| Task prompt |
Give the count of lines in the data that include the string "Параметры", with no added remarks.

| Provided material |
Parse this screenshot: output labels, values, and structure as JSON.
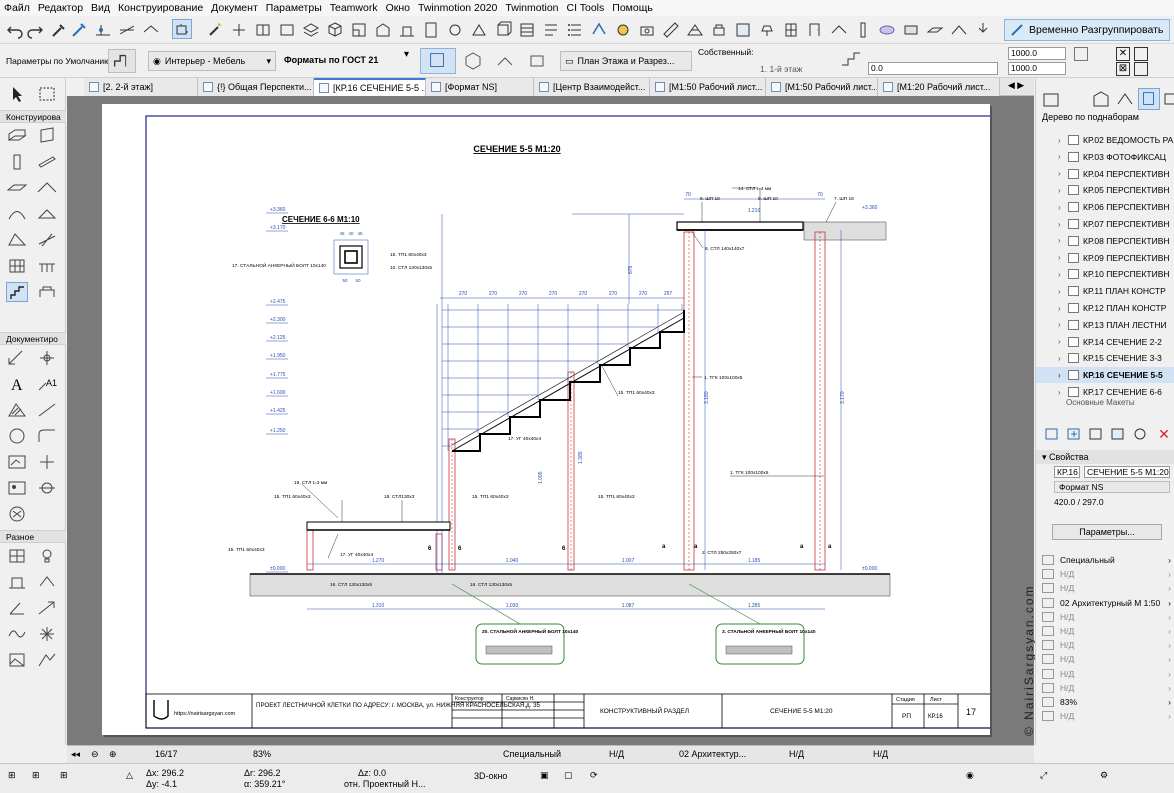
{
  "menu": [
    "Файл",
    "Редактор",
    "Вид",
    "Конструирование",
    "Документ",
    "Параметры",
    "Teamwork",
    "Окно",
    "Twinmotion 2020",
    "Twinmotion",
    "CI Tools",
    "Помощь"
  ],
  "toolbar": {
    "regroup_label": "Временно Разгруппировать"
  },
  "infobox": {
    "params_default": "Параметры по Умолчанию",
    "layer_combo": "Интерьер - Мебель",
    "format_label": "Форматы по ГОСТ 21",
    "plan_combo": "План Этажа и Разрез...",
    "own_label": "Собственный:",
    "floor_label": "1. 1-й этаж",
    "val_0": "0.0",
    "val_1000a": "1000.0",
    "val_1000b": "1000.0"
  },
  "tabs": [
    {
      "label": "[2. 2-й этаж]"
    },
    {
      "label": "{!} Общая Перспекти..."
    },
    {
      "label": "[КР.16 СЕЧЕНИЕ 5-5 ..."
    },
    {
      "label": "[Формат NS]"
    },
    {
      "label": "[Центр Взаимодейст..."
    },
    {
      "label": "[М1:50 Рабочий лист..."
    },
    {
      "label": "[М1:50 Рабочий лист..."
    },
    {
      "label": "[М1:20 Рабочий лист..."
    }
  ],
  "left_palette": {
    "section1": "Конструирова",
    "section2": "Документиро",
    "section3": "Разное"
  },
  "drawing": {
    "main_title": "СЕЧЕНИЕ 5-5  М1:20",
    "sub_title": "СЕЧЕНИЕ 6-6  М1:10",
    "levels_left": [
      "+3.360",
      "+3.170",
      "+2.475",
      "+2.300",
      "+2.125",
      "+1.950",
      "+1.775",
      "+1.600",
      "+1.425",
      "+1.250",
      "±0.000"
    ],
    "level_right_top": "+3.360",
    "level_right_bottom": "±0.000",
    "treads": [
      "270",
      "270",
      "270",
      "270",
      "270",
      "270",
      "270",
      "257"
    ],
    "callouts": {
      "c14": "14. СТЛ t=4 мм",
      "c8": "8. ШП 18",
      "c9": "9. ШП 10",
      "c7": "7. ШП 18",
      "c6": "6. СТЛ 140х140х7",
      "c1a": "1. ТГК 100х100х5",
      "c1b": "1. ТГК 100х100х5",
      "c15a": "15. ТП1 60х40х3",
      "c15b": "15. ТП1 60х40х3",
      "c15c": "15. ТП1 60х40х3",
      "c15d": "15. ТП1 60х40х3",
      "c15e": "15. ТП1 60х40х3",
      "c15f": "15. ТП1 60х40х3",
      "c17a": "17. УГ 40х40х4",
      "c17b": "17. УГ 40х40х4",
      "c19": "19. СТЛ t=3 мм",
      "c18": "18. СТЛ130х3",
      "c16a": "16. СТЛ 130х130х5",
      "c16b": "16. СТЛ 130х130х5",
      "c2": "2. СТЛ 250х250х7",
      "c17anchor": "17. СТАЛЬНОЙ АНКЕРНЫЙ БОЛТ 10х140",
      "c15s": "15. ТП1 60х40х3",
      "c10s": "10. СТЛ 130х130х5"
    },
    "dims_top": [
      "70",
      "1.210",
      "70"
    ],
    "dims_bottom1": [
      "1.270",
      "1.040",
      "1.007",
      "1.185"
    ],
    "dims_bottom2": [
      "1.310",
      "1.030",
      "1.087",
      "1.285"
    ],
    "dims_misc": [
      "3.180",
      "3.170",
      "1.385",
      "1.095",
      "875",
      "260",
      "100",
      "100",
      "400",
      "200",
      "6",
      "6",
      "6",
      "а",
      "а",
      "а",
      "а"
    ],
    "anchor_left": "20. СТАЛЬНОЙ АНКЕРНЫЙ БОЛТ 10х140",
    "anchor_right": "3. СТАЛЬНОЙ АНКЕРНЫЙ БОЛТ 10х140",
    "section_dims": [
      "45",
      "40",
      "45",
      "50",
      "50"
    ]
  },
  "titleblock": {
    "site": "https://nairisargsyan.com",
    "project": "ПРОЕКТ ЛЕСТНИЧНОЙ КЛЕТКИ ПО АДРЕСУ:  г. МОСКВА, ул. НИЖНЯЯ КРАСНОСЕЛЬСКАЯ,д. 35",
    "role": "Конструктор",
    "name": "Саркисян Н.",
    "section": "КОНСТРУКТИВНЫЙ РАЗДЕЛ",
    "sheet_title": "СЕЧЕНИЕ 5-5  М1:20",
    "stage_h": "Стадия",
    "sheet_h": "Лист",
    "stage": "РП",
    "code": "КР.16",
    "num": "17"
  },
  "watermark": "© NairiSargsyan.com",
  "right_panel": {
    "tree_label": "Дерево по поднаборам",
    "items": [
      "КР.02 ВЕДОМОСТЬ РА",
      "КР.03 ФОТОФИКСАЦ",
      "КР.04 ПЕРСПЕКТИВН",
      "КР.05 ПЕРСПЕКТИВН",
      "КР.06 ПЕРСПЕКТИВН",
      "КР.07 ПЕРСПЕКТИВН",
      "КР.08 ПЕРСПЕКТИВН",
      "КР.09 ПЕРСПЕКТИВН",
      "КР.10 ПЕРСПЕКТИВН",
      "КР.11 ПЛАН КОНСТР",
      "КР.12 ПЛАН КОНСТР",
      "КР.13 ПЛАН ЛЕСТНИ",
      "КР.14 СЕЧЕНИЕ 2-2",
      "КР.15 СЕЧЕНИЕ 3-3",
      "КР.16 СЕЧЕНИЕ 5-5",
      "КР.17 СЕЧЕНИЕ 6-6"
    ],
    "more_item": "Основные Макеты",
    "props_label": "Свойства",
    "prop_code": "КР.16",
    "prop_name": "СЕЧЕНИЕ 5-5  М1:20",
    "prop_format": "Формат NS",
    "prop_size": "420.0 / 297.0",
    "params_button": "Параметры...",
    "list": [
      "Специальный",
      "Н/Д",
      "Н/Д",
      "02 Архитектурный М 1:50",
      "Н/Д",
      "Н/Д",
      "Н/Д",
      "Н/Д",
      "Н/Д",
      "Н/Д",
      "83%",
      "Н/Д"
    ]
  },
  "statusbar": {
    "page": "16/17",
    "zoom": "83%",
    "special": "Специальный",
    "nd1": "Н/Д",
    "arch": "02 Архитектур...",
    "nd2": "Н/Д",
    "nd3": "Н/Д"
  },
  "coordbar": {
    "dx": "Δx: 296.2",
    "dy": "Δy: -4.1",
    "dr": "Δr: 296.2",
    "da": "α: 359.21°",
    "dz": "Δz: 0.0",
    "ref": "отн. Проектный Н...",
    "view3d": "3D-окно"
  }
}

| Task result |
3